§ DO THIS:
Any picture among the records should be left out, please; retype the rest exactly.

§ MATERIAL SHOWN:

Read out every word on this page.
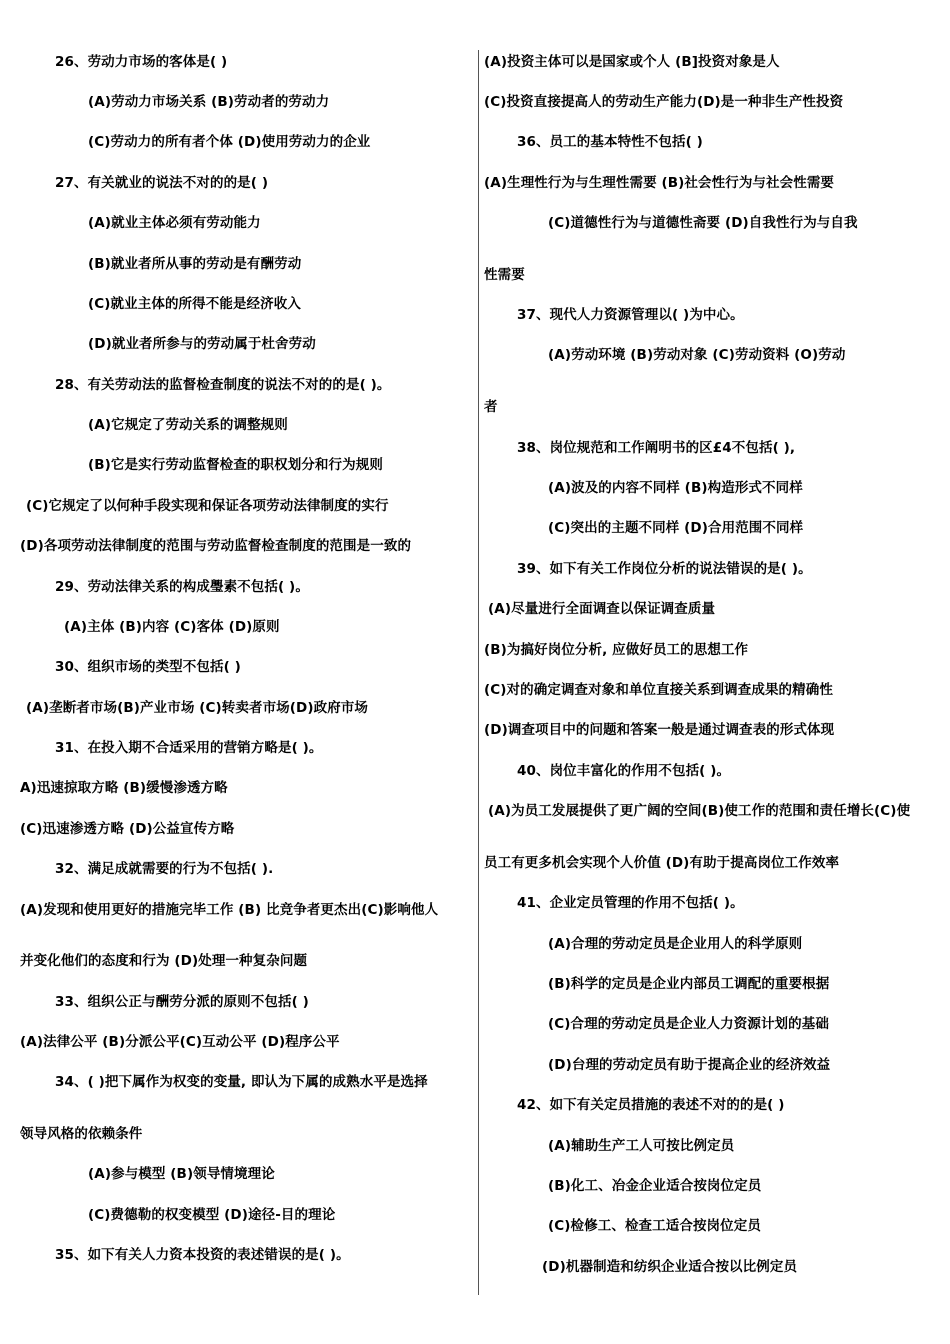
26、劳动力市场的客体是( )
(A)劳动力市场关系 (B)劳动者的劳动力
(C)劳动力的所有者个体 (D)使用劳动力的企业
27、有关就业的说法不对的的是( )
(A)就业主体必须有劳动能力
(B)就业者所从事的劳动是有酬劳动
(C)就业主体的所得不能是经济收入
(D)就业者所参与的劳动属于杜舍劳动
28、有关劳动法的监督检查制度的说法不对的的是( )。
(A)它规定了劳动关系的调整规则
(B)它是实行劳动监督检查的职权划分和行为规则
(C)它规定了以何种手段实现和保证各项劳动法律制度的实行
(D)各项劳动法律制度的范围与劳动监督检查制度的范围是一致的
29、劳动法律关系的构成璺素不包括( )。
(A)主体 (B)内容 (C)客体 (D)原则
30、组织市场的类型不包括( )
(A)垄断者市场(B)产业市场 (C)转卖者市场(D)政府市场
31、在投入期不合适采用的营销方略是( )。
A)迅速掠取方略 (B)缓慢渗透方略
(C)迅速渗透方略 (D)公益宣传方略
32、满足成就需要的行为不包括( ).
(A)发现和使用更好的措施完毕工作 (B) 比竞争者更杰出(C)影响他人
并变化他们的态度和行为 (D)处理一种复杂问题
33、组织公正与酬劳分派的原则不包括( )
(A)法律公平 (B)分派公平(C)互动公平 (D)程序公平
34、( )把下属作为权变的变量, 即认为下属的成熟水平是选择
领导风格的依赖条件
(A)参与模型 (B)领导情境理论
(C)费德勒的权变模型 (D)途径-目的理论
35、如下有关人力资本投资的表述错误的是( )。
(A)投资主体可以是国家或个人 (B]投资对象是人
(C)投资直接提高人的劳动生产能力(D)是一种非生产性投资
36、员工的基本特性不包括( )
(A)生理性行为与生理性需要 (B)社会性行为与社会性需要
(C)道德性行为与道德性斋要 (D)自我性行为与自我
性需要
37、现代人力资源管理以( )为中心。
(A)劳动环境 (B)劳动对象 (C)劳动资料 (O)劳动
者
38、岗位规范和工作阐明书的区£4不包括( ),
(A)波及的内容不同样 (B)构造形式不同样
(C)突出的主题不同样 (D)合用范围不同样
39、如下有关工作岗位分析的说法错误的是( )。
(A)尽量进行全面调查以保证调查质量
(B)为搞好岗位分析, 应做好员工的思想工作
(C)对的确定调查对象和单位直接关系到调查成果的精确性
(D)调查项目中的问题和答案一般是通过调查表的形式体现
40、岗位丰富化的作用不包括( )。
(A)为员工发展提供了更广阔的空间(B)使工作的范围和责任增长(C)使
员工有更多机会实现个人价值 (D)有助于提高岗位工作效率
41、企业定员管理的作用不包括( )。
(A)合理的劳动定员是企业用人的科学原则
(B)科学的定员是企业内部员工调配的重要根据
(C)合理的劳动定员是企业人力资源计划的基础
(D)台理的劳动定员有助于提高企业的经济效益
42、如下有关定员措施的表述不对的的是( )
(A)辅助生产工人可按比例定员
(B)化工、冶金企业适合按岗位定员
(C)检修工、检查工适合按岗位定员
(D)机器制造和纺织企业适合按以比例定员
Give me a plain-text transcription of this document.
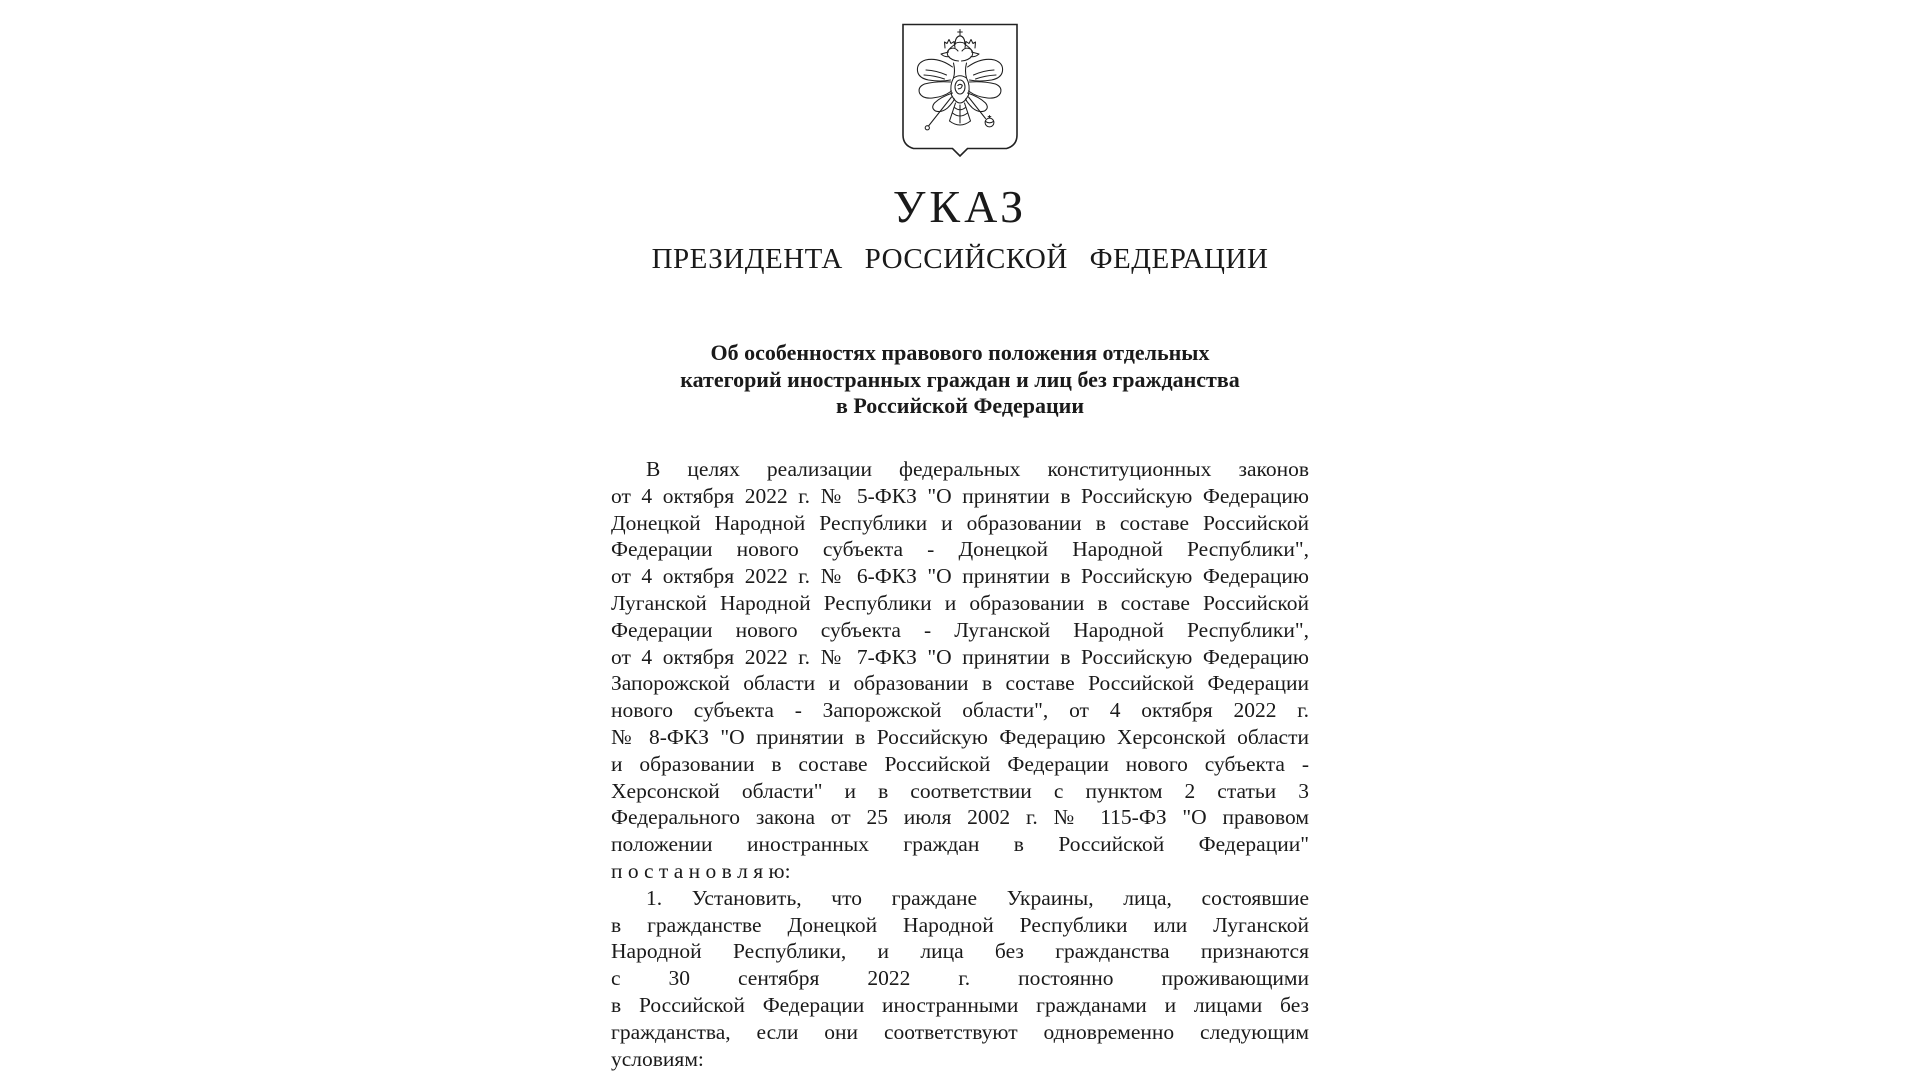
УКАЗ
ПРЕЗИДЕНТА РОССИЙСКОЙ ФЕДЕРАЦИИ
Об особенностях правового положения отдельных
категорий иностранных граждан и лиц без гражданства
в Российской Федерации
В целях реализации федеральных конституционных законов
от 4 октября 2022 г. № 5-ФКЗ "О принятии в Российскую Федерацию
Донецкой Народной Республики и образовании в составе Российской
Федерации нового субъекта - Донецкой Народной Республики",
от 4 октября 2022 г. № 6-ФКЗ "О принятии в Российскую Федерацию
Луганской Народной Республики и образовании в составе Российской
Федерации нового субъекта - Луганской Народной Республики",
от 4 октября 2022 г. № 7-ФКЗ "О принятии в Российскую Федерацию
Запорожской области и образовании в составе Российской Федерации
нового субъекта - Запорожской области", от 4 октября 2022 г.
№ 8-ФКЗ "О принятии в Российскую Федерацию Херсонской области
и образовании в составе Российской Федерации нового субъекта -
Херсонской области" и в соответствии с пунктом 2 статьи 3
Федерального закона от 25 июля 2002 г. № 115-ФЗ "О правовом
положении иностранных граждан в Российской Федерации"
п о с т а н о в л я ю:
1. Установить, что граждане Украины, лица, состоявшие
в гражданстве Донецкой Народной Республики или Луганской
Народной Республики, и лица без гражданства признаются
с 30 сентября 2022 г. постоянно проживающими
в Российской Федерации иностранными гражданами и лицами без
гражданства, если они соответствуют одновременно следующим
условиям:
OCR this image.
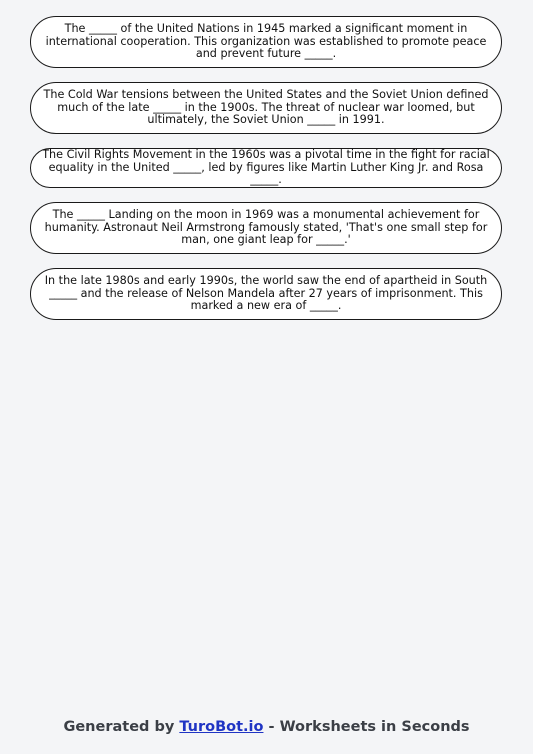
The _____ of the United Nations in 1945 marked a significant moment in international cooperation. This organization was established to promote peace and prevent future _____.
The Cold War tensions between the United States and the Soviet Union defined much of the late _____ in the 1900s. The threat of nuclear war loomed, but ultimately, the Soviet Union _____ in 1991.
The Civil Rights Movement in the 1960s was a pivotal time in the fight for racial equality in the United _____, led by figures like Martin Luther King Jr. and Rosa _____.
The _____ Landing on the moon in 1969 was a monumental achievement for humanity. Astronaut Neil Armstrong famously stated, 'That's one small step for man, one giant leap for _____.'
In the late 1980s and early 1990s, the world saw the end of apartheid in South _____ and the release of Nelson Mandela after 27 years of imprisonment. This marked a new era of _____.
Generated by TuroBot.io - Worksheets in Seconds
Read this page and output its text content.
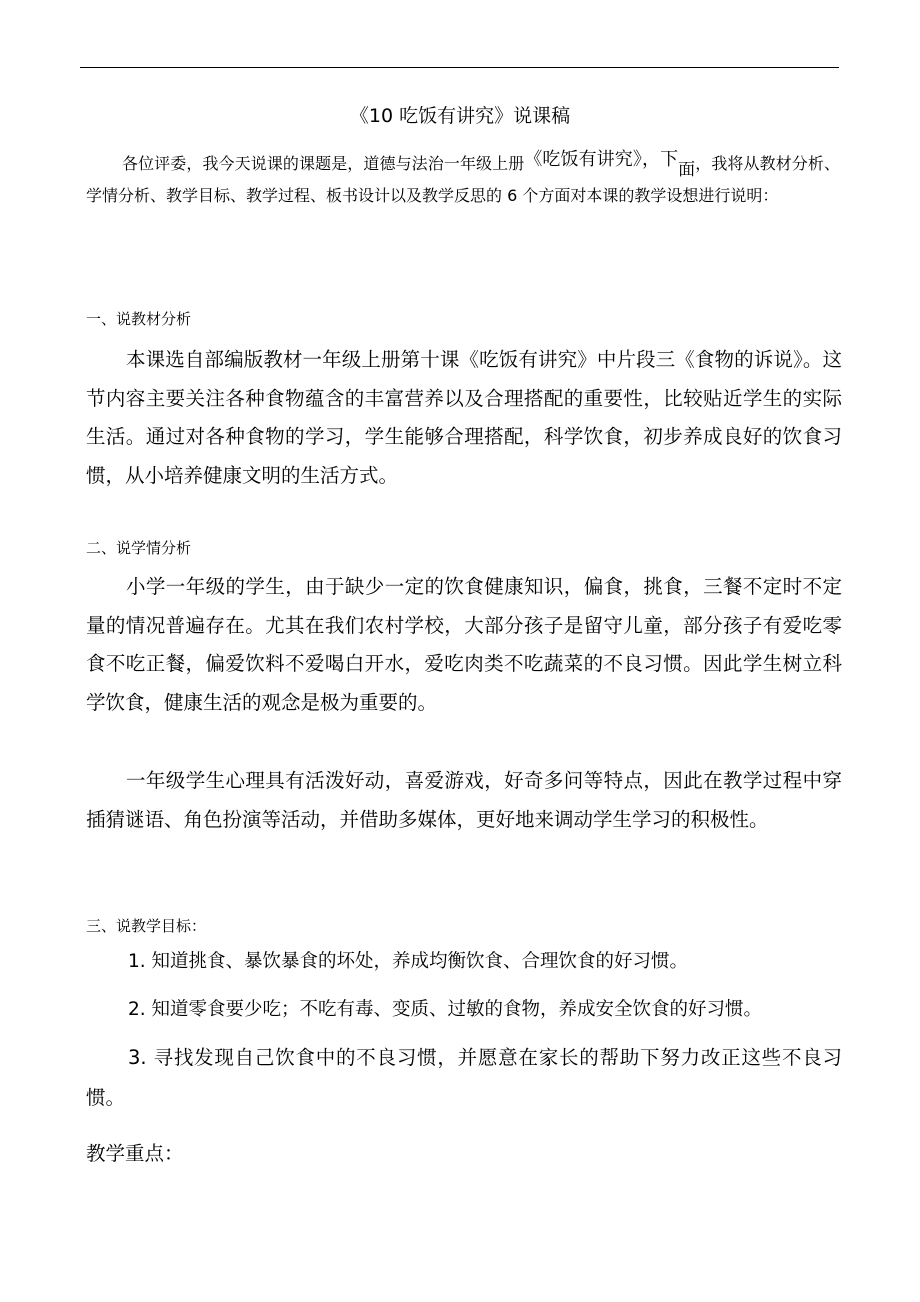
《10 吃饭有讲究》说课稿

各位评委，我今天说课的课题是，道德与法治一年级上册《吃饭有讲究》，下面，我将从教材分析、学情分析、教学目标、教学过程、板书设计以及教学反思的 6 个方面对本课的教学设想进行说明：

一、说教材分析

本课选自部编版教材一年级上册第十课《吃饭有讲究》中片段三《食物的诉说》。这节内容主要关注各种食物蕴含的丰富营养以及合理搭配的重要性，比较贴近学生的实际生活。通过对各种食物的学习，学生能够合理搭配，科学饮食，初步养成良好的饮食习惯，从小培养健康文明的生活方式。

二、说学情分析

小学一年级的学生，由于缺少一定的饮食健康知识，偏食，挑食，三餐不定时不定量的情况普遍存在。尤其在我们农村学校，大部分孩子是留守儿童，部分孩子有爱吃零食不吃正餐，偏爱饮料不爱喝白开水，爱吃肉类不吃蔬菜的不良习惯。因此学生树立科学饮食，健康生活的观念是极为重要的。

一年级学生心理具有活泼好动，喜爱游戏，好奇多问等特点，因此在教学过程中穿插猜谜语、角色扮演等活动，并借助多媒体，更好地来调动学生学习的积极性。

三、说教学目标：
1. 知道挑食、暴饮暴食的坏处，养成均衡饮食、合理饮食的好习惯。
2. 知道零食要少吃；不吃有毒、变质、过敏的食物，养成安全饮食的好习惯。

3. 寻找发现自己饮食中的不良习惯，并愿意在家长的帮助下努力改正这些不良习惯。

教学重点：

§ FINAL RESULT:
Read out every word on this page.
26、劳动力市场的客体是( )
(A)劳动力市场关系 (B)劳动者的劳动力
(C)劳动力的所有者个体 (D)使用劳动力的企业
27、有关就业的说法不对的的是( )
(A)就业主体必须有劳动能力
(B)就业者所从事的劳动是有酬劳动
(C)就业主体的所得不能是经济收入
(D)就业者所参与的劳动属于杜舍劳动
28、有关劳动法的监督检查制度的说法不对的的是( )。
(A)它规定了劳动关系的调整规则
(B)它是实行劳动监督检查的职权划分和行为规则
(C)它规定了以何种手段实现和保证各项劳动法律制度的实行
(D)各项劳动法律制度的范围与劳动监督检查制度的范围是一致的
29、劳动法律关系的构成璺素不包括( )。
(A)主体 (B)内容 (C)客体 (D)原则
30、组织市场的类型不包括( )
(A)垄断者市场(B)产业市场 (C)转卖者市场(D)政府市场
31、在投入期不合适采用的营销方略是( )。
A)迅速掠取方略 (B)缓慢渗透方略
(C)迅速渗透方略 (D)公益宣传方略
32、满足成就需要的行为不包括( ).
(A)发现和使用更好的措施完毕工作 (B) 比竞争者更杰出(C)影响他人
并变化他们的态度和行为 (D)处理一种复杂问题
33、组织公正与酬劳分派的原则不包括( )
(A)法律公平 (B)分派公平(C)互动公平 (D)程序公平
34、( )把下属作为权变的变量, 即认为下属的成熟水平是选择
领导风格的依赖条件
(A)参与模型 (B)领导情境理论
(C)费德勒的权变模型 (D)途径-目的理论
35、如下有关人力资本投资的表述错误的是( )。
(A)投资主体可以是国家或个人 (B]投资对象是人
(C)投资直接提高人的劳动生产能力(D)是一种非生产性投资
36、员工的基本特性不包括( )
(A)生理性行为与生理性需要 (B)社会性行为与社会性需要
(C)道德性行为与道德性斋要 (D)自我性行为与自我
性需要
37、现代人力资源管理以( )为中心。
(A)劳动环境 (B)劳动对象 (C)劳动资料 (O)劳动
者
38、岗位规范和工作阐明书的区£4不包括( ),
(A)波及的内容不同样 (B)构造形式不同样
(C)突出的主题不同样 (D)合用范围不同样
39、如下有关工作岗位分析的说法错误的是( )。
(A)尽量进行全面调查以保证调查质量
(B)为搞好岗位分析, 应做好员工的思想工作
(C)对的确定调查对象和单位直接关系到调查成果的精确性
(D)调查项目中的问题和答案一般是通过调查表的形式体现
40、岗位丰富化的作用不包括( )。
(A)为员工发展提供了更广阔的空间(B)使工作的范围和责任增长(C)使
员工有更多机会实现个人价值 (D)有助于提高岗位工作效率
41、企业定员管理的作用不包括( )。
(A)合理的劳动定员是企业用人的科学原则
(B)科学的定员是企业内部员工调配的重要根据
(C)合理的劳动定员是企业人力资源计划的基础
(D)台理的劳动定员有助于提高企业的经济效益
42、如下有关定员措施的表述不对的的是( )
(A)辅助生产工人可按比例定员
(B)化工、冶金企业适合按岗位定员
(C)检修工、检查工适合按岗位定员
(D)机器制造和纺织企业适合按以比例定员
Give me a plain-text transcription of this document.
УКАЗ
ПРЕЗИДЕНТА РОССИЙСКОЙ ФЕДЕРАЦИИ
Об особенностях правового положения отдельных
категорий иностранных граждан и лиц без гражданства
в Российской Федерации
В целях реализации федеральных конституционных законов
от 4 октября 2022 г. № 5-ФКЗ "О принятии в Российскую Федерацию
Донецкой Народной Республики и образовании в составе Российской
Федерации нового субъекта - Донецкой Народной Республики",
от 4 октября 2022 г. № 6-ФКЗ "О принятии в Российскую Федерацию
Луганской Народной Республики и образовании в составе Российской
Федерации нового субъекта - Луганской Народной Республики",
от 4 октября 2022 г. № 7-ФКЗ "О принятии в Российскую Федерацию
Запорожской области и образовании в составе Российской Федерации
нового субъекта - Запорожской области", от 4 октября 2022 г.
№ 8-ФКЗ "О принятии в Российскую Федерацию Херсонской области
и образовании в составе Российской Федерации нового субъекта -
Херсонской области" и в соответствии с пунктом 2 статьи 3
Федерального закона от 25 июля 2002 г. № 115-ФЗ "О правовом
положении иностранных граждан в Российской Федерации"
п о с т а н о в л я ю:
1. Установить, что граждане Украины, лица, состоявшие
в гражданстве Донецкой Народной Республики или Луганской
Народной Республики, и лица без гражданства признаются
с 30 сентября 2022 г. постоянно проживающими
в Российской Федерации иностранными гражданами и лицами без
гражданства, если они соответствуют одновременно следующим
условиям:
OCR this image.
The _____ of the United Nations in 1945 marked a significant moment in international cooperation. This organization was established to promote peace and prevent future _____.
The Cold War tensions between the United States and the Soviet Union defined much of the late _____ in the 1900s. The threat of nuclear war loomed, but ultimately, the Soviet Union _____ in 1991.
The Civil Rights Movement in the 1960s was a pivotal time in the fight for racial equality in the United _____, led by figures like Martin Luther King Jr. and Rosa _____.
The _____ Landing on the moon in 1969 was a monumental achievement for humanity. Astronaut Neil Armstrong famously stated, 'That's one small step for man, one giant leap for _____.'
In the late 1980s and early 1990s, the world saw the end of apartheid in South _____ and the release of Nelson Mandela after 27 years of imprisonment. This marked a new era of _____.
Generated by TuroBot.io - Worksheets in Seconds
Read this page and output its text content.
《10 吃饭有讲究》说课稿

各位评委，我今天说课的课题是，道德与法治一年级上册《吃饭有讲究》，下面，我将从教材分析、学情分析、教学目标、教学过程、板书设计以及教学反思的 6 个方面对本课的教学设想进行说明：

一、说教材分析

本课选自部编版教材一年级上册第十课《吃饭有讲究》中片段三《食物的诉说》。这节内容主要关注各种食物蕴含的丰富营养以及合理搭配的重要性，比较贴近学生的实际生活。通过对各种食物的学习，学生能够合理搭配，科学饮食，初步养成良好的饮食习惯，从小培养健康文明的生活方式。

二、说学情分析

小学一年级的学生，由于缺少一定的饮食健康知识，偏食，挑食，三餐不定时不定量的情况普遍存在。尤其在我们农村学校，大部分孩子是留守儿童，部分孩子有爱吃零食不吃正餐，偏爱饮料不爱喝白开水，爱吃肉类不吃蔬菜的不良习惯。因此学生树立科学饮食，健康生活的观念是极为重要的。

一年级学生心理具有活泼好动，喜爱游戏，好奇多问等特点，因此在教学过程中穿插猜谜语、角色扮演等活动，并借助多媒体，更好地来调动学生学习的积极性。

三、说教学目标：
1. 知道挑食、暴饮暴食的坏处，养成均衡饮食、合理饮食的好习惯。
2. 知道零食要少吃；不吃有毒、变质、过敏的食物，养成安全饮食的好习惯。

3. 寻找发现自己饮食中的不良习惯，并愿意在家长的帮助下努力改正这些不良习惯。

教学重点：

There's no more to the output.